> Problem to work on
Please copy out the data below line for line, leaving out the pictures.

> Provided material

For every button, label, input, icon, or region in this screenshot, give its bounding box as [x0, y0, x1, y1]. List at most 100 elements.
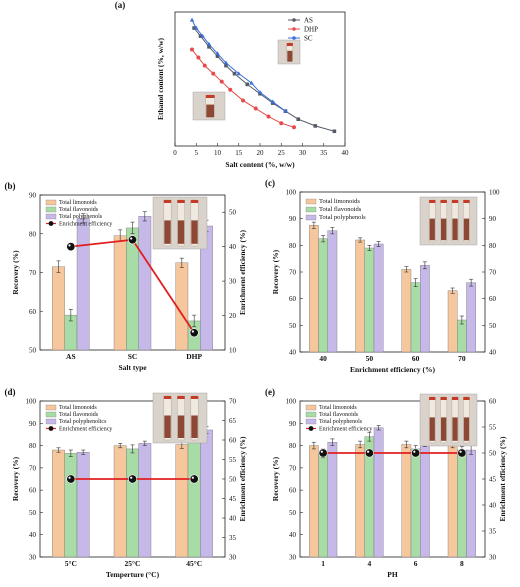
efficiency-point-highlight-d: [130, 476, 133, 479]
y-tick-label-d: 50: [29, 509, 37, 517]
bar-d-s0: [175, 444, 189, 558]
data-point-sc: [200, 33, 205, 38]
data-point-dhp: [228, 87, 233, 92]
data-point-dhp: [253, 106, 258, 111]
x-tick-label-c: 50: [366, 354, 374, 363]
bar-c-s0: [447, 290, 458, 353]
x-tick-label-e: 4: [368, 559, 372, 568]
y-tick-label-c: 100: [286, 189, 297, 197]
vial-extract: [429, 417, 435, 441]
legend-swatch-c-s0: [305, 198, 317, 205]
bar-e-s2: [373, 427, 384, 558]
data-point-sc: [270, 99, 275, 104]
bar-c-s1: [410, 282, 421, 353]
bar-b-s2: [138, 216, 152, 351]
y2-tick-label-b: 50: [229, 209, 237, 217]
vial-label: [163, 396, 172, 399]
vial-extract: [463, 218, 470, 241]
data-point-sc: [215, 51, 220, 56]
bar-e-s0: [447, 444, 458, 558]
y-tick-label-c: 90: [289, 215, 297, 223]
photo-inset-c: [419, 196, 478, 246]
x-tick-label-e: 1: [321, 559, 325, 568]
x-tick-label-e: 6: [414, 559, 418, 568]
bar-d-s1: [187, 435, 201, 558]
y2-axis-label-d: Enrichment efficiency (%): [238, 436, 247, 521]
x-tick-label-a: 20: [257, 149, 265, 157]
x-axis-label-c: Enrichment efficiency (%): [350, 365, 435, 374]
efficiency-point-e: [411, 448, 421, 458]
data-point-dhp: [241, 98, 245, 103]
vial-extract: [164, 415, 171, 438]
legend-label-efficiency-d: Enrichment efficiency: [59, 426, 112, 433]
y2-tick-label-e: 50: [489, 450, 497, 458]
y-tick-label-b: 50: [29, 347, 37, 355]
legend-swatch-b-s0: [45, 199, 57, 206]
vial-label: [440, 200, 447, 203]
bar-c-s0: [309, 225, 319, 353]
legend-swatch-e-s2: [305, 418, 317, 425]
legend-marker-efficiency-b: [48, 221, 54, 226]
efficiency-point-highlight-d: [191, 476, 194, 479]
y2-tick-label-c: 40: [489, 349, 497, 357]
y-tick-label-b: 60: [29, 308, 37, 316]
y-tick-label-c: 70: [289, 269, 297, 277]
x-tick-label-b: SC: [128, 352, 138, 361]
y-tick-label-e: 70: [289, 464, 297, 472]
legend-label-c-s1: Total flavonoids: [319, 206, 362, 213]
y-axis-label-d: Recovery (%): [11, 456, 20, 501]
y-tick-label-e: 80: [289, 442, 297, 450]
legend-label-d-s2: Total polyphenolics: [59, 419, 107, 425]
data-point-dhp: [292, 125, 296, 130]
y2-tick-label-e: 40: [489, 502, 497, 510]
y2-tick-label-e: 35: [489, 528, 497, 536]
efficiency-point-highlight-e: [366, 450, 370, 453]
y2-tick-label-b: 20: [229, 312, 237, 320]
bar-b-s0: [113, 235, 127, 351]
x-tick-label-a: 35: [320, 149, 328, 157]
panel-label-a: (a): [115, 0, 126, 10]
y-tick-label-b: 80: [29, 230, 37, 238]
bar-e-s2: [466, 449, 476, 558]
y-tick-label-e: 30: [289, 554, 297, 562]
x-tick-label-a: 15: [235, 149, 243, 157]
data-point-sc: [194, 25, 199, 30]
y-tick-label-e: 60: [289, 487, 297, 495]
bar-d-s1: [126, 448, 139, 558]
legend-marker-dhp: [292, 27, 296, 31]
y-tick-label-e: 90: [289, 420, 297, 428]
legend-swatch-d-s0: [45, 404, 57, 411]
photo-inset-d: [152, 392, 208, 444]
y2-tick-label-d: 40: [229, 515, 237, 523]
photo-inset-a2: [192, 91, 226, 121]
vial-label: [190, 396, 199, 399]
bar-b-s0: [52, 266, 65, 351]
legend-swatch-d-s2: [45, 418, 57, 425]
efficiency-point-highlight-b: [130, 237, 133, 240]
vial-extract: [452, 218, 458, 241]
y-tick-label-c: 80: [289, 242, 297, 250]
data-point-dhp: [202, 63, 207, 68]
y2-tick-label-d: 70: [229, 398, 237, 406]
y2-tick-label-d: 45: [229, 495, 237, 503]
y2-tick-label-b: 10: [229, 347, 237, 355]
y2-tick-label-d: 50: [229, 476, 237, 484]
legend-swatch-e-s0: [305, 404, 317, 411]
bar-d-s1: [64, 453, 78, 558]
x-tick-label-d: 25°C: [125, 559, 141, 568]
legend-marker-as: [292, 18, 296, 22]
vial-label: [463, 397, 470, 400]
efficiency-point-highlight-b: [191, 330, 194, 333]
vial-label: [177, 396, 185, 399]
legend-label-d-s1: Total flavonoids: [59, 411, 99, 418]
vial-label: [205, 95, 215, 98]
y2-axis-label-e: Enrichment efficiency (%): [498, 436, 507, 521]
legend-label-as: AS: [304, 17, 313, 25]
y-tick-label-e: 40: [289, 531, 297, 539]
legend-swatch-d-s1: [45, 411, 57, 418]
vial-extract: [441, 417, 447, 441]
data-point-sc: [189, 17, 195, 22]
vial-extract: [177, 415, 185, 438]
data-point-sc: [283, 108, 288, 113]
y2-tick-label-c: 50: [489, 322, 497, 330]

> Solution
For every button, label, input, icon, or region in this screenshot, give its bounding box as [x0, y0, x1, y1]. List at most 100 elements.
efficiency-point-highlight-d: [130, 476, 133, 479]
y-tick-label-d: 50: [29, 509, 37, 517]
bar-d-s0: [175, 444, 189, 558]
data-point-sc: [200, 33, 205, 38]
data-point-dhp: [228, 87, 233, 92]
data-point-dhp: [253, 106, 258, 111]
x-tick-label-c: 50: [366, 354, 374, 363]
bar-c-s0: [447, 290, 458, 353]
x-tick-label-e: 4: [368, 559, 372, 568]
y-tick-label-c: 100: [286, 189, 297, 197]
vial-extract: [429, 417, 435, 441]
legend-swatch-c-s0: [305, 198, 317, 205]
bar-e-s2: [373, 427, 384, 558]
data-point-sc: [270, 99, 275, 104]
bar-c-s1: [410, 282, 421, 353]
bar-b-s2: [138, 216, 152, 351]
y2-tick-label-b: 50: [229, 209, 237, 217]
vial-label: [163, 396, 172, 399]
vial-extract: [463, 218, 470, 241]
data-point-sc: [215, 51, 220, 56]
bar-e-s0: [447, 444, 458, 558]
y-tick-label-c: 90: [289, 215, 297, 223]
photo-inset-c: [419, 196, 478, 246]
x-tick-label-e: 1: [321, 559, 325, 568]
x-tick-label-e: 6: [414, 559, 418, 568]
bar-d-s1: [187, 435, 201, 558]
y2-axis-label-d: Enrichment efficiency (%): [238, 436, 247, 521]
x-tick-label-a: 20: [257, 149, 265, 157]
x-axis-label-c: Enrichment efficiency (%): [350, 365, 435, 374]
efficiency-point-e: [411, 448, 421, 458]
data-point-dhp: [241, 98, 245, 103]
vial-extract: [164, 415, 171, 438]
legend-label-efficiency-d: Enrichment efficiency: [59, 426, 112, 433]
y2-tick-label-e: 50: [489, 450, 497, 458]
y-tick-label-b: 50: [29, 347, 37, 355]
legend-swatch-b-s0: [45, 199, 57, 206]
vial-label: [440, 200, 447, 203]
bar-c-s0: [309, 225, 319, 353]
legend-swatch-e-s2: [305, 418, 317, 425]
legend-marker-efficiency-b: [48, 221, 54, 226]
efficiency-point-highlight-d: [191, 476, 194, 479]
y2-tick-label-c: 40: [489, 349, 497, 357]
y-tick-label-b: 60: [29, 308, 37, 316]
y-tick-label-c: 70: [289, 269, 297, 277]
x-tick-label-b: SC: [128, 352, 138, 361]
y-tick-label-e: 70: [289, 464, 297, 472]
legend-label-c-s1: Total flavonoids: [319, 206, 362, 213]
y-axis-label-d: Recovery (%): [11, 456, 20, 501]
y-tick-label-e: 80: [289, 442, 297, 450]
legend-label-d-s2: Total polyphenolics: [59, 419, 107, 425]
data-point-dhp: [292, 125, 296, 130]
y2-tick-label-e: 40: [489, 502, 497, 510]
y2-tick-label-e: 35: [489, 528, 497, 536]
efficiency-point-highlight-e: [366, 450, 370, 453]
y2-tick-label-b: 20: [229, 312, 237, 320]
bar-b-s0: [113, 235, 127, 351]
x-tick-label-a: 35: [320, 149, 328, 157]
panel-label-a: (a): [115, 0, 126, 10]
y-tick-label-b: 80: [29, 230, 37, 238]
bar-e-s2: [466, 449, 476, 558]
y-tick-label-e: 30: [289, 554, 297, 562]
x-tick-label-a: 15: [235, 149, 243, 157]
data-point-sc: [194, 25, 199, 30]
y-tick-label-e: 60: [289, 487, 297, 495]
bar-d-s1: [126, 448, 139, 558]
legend-marker-dhp: [292, 27, 296, 31]
y-tick-label-e: 90: [289, 420, 297, 428]
legend-swatch-d-s0: [45, 404, 57, 411]
photo-inset-d: [152, 392, 208, 444]
y2-tick-label-d: 40: [229, 515, 237, 523]
photo-inset-a2: [192, 91, 226, 121]
vial-label: [190, 396, 199, 399]
bar-b-s0: [52, 266, 65, 351]
legend-swatch-d-s2: [45, 418, 57, 425]
efficiency-point-highlight-b: [130, 237, 133, 240]
vial-extract: [452, 218, 458, 241]
y-tick-label-c: 80: [289, 242, 297, 250]
data-point-dhp: [202, 63, 207, 68]
y2-tick-label-d: 70: [229, 398, 237, 406]
y2-tick-label-d: 45: [229, 495, 237, 503]
y2-tick-label-b: 10: [229, 347, 237, 355]
y2-tick-label-d: 50: [229, 476, 237, 484]
legend-swatch-e-s0: [305, 404, 317, 411]
bar-d-s1: [64, 453, 78, 558]
x-tick-label-d: 25°C: [125, 559, 141, 568]
legend-marker-as: [292, 18, 296, 22]
vial-label: [463, 397, 470, 400]
efficiency-point-highlight-b: [191, 330, 194, 333]
vial-label: [177, 396, 185, 399]
legend-label-d-s1: Total flavonoids: [59, 411, 99, 418]
vial-label: [205, 95, 215, 98]
y2-axis-label-e: Enrichment efficiency (%): [498, 436, 507, 521]
legend-label-as: AS: [304, 17, 313, 25]
y-tick-label-e: 40: [289, 531, 297, 539]
legend-swatch-d-s1: [45, 411, 57, 418]
vial-extract: [441, 417, 447, 441]
data-point-sc: [189, 17, 195, 22]
vial-extract: [177, 415, 185, 438]
data-point-sc: [283, 108, 288, 113]
y2-tick-label-c: 50: [489, 322, 497, 330]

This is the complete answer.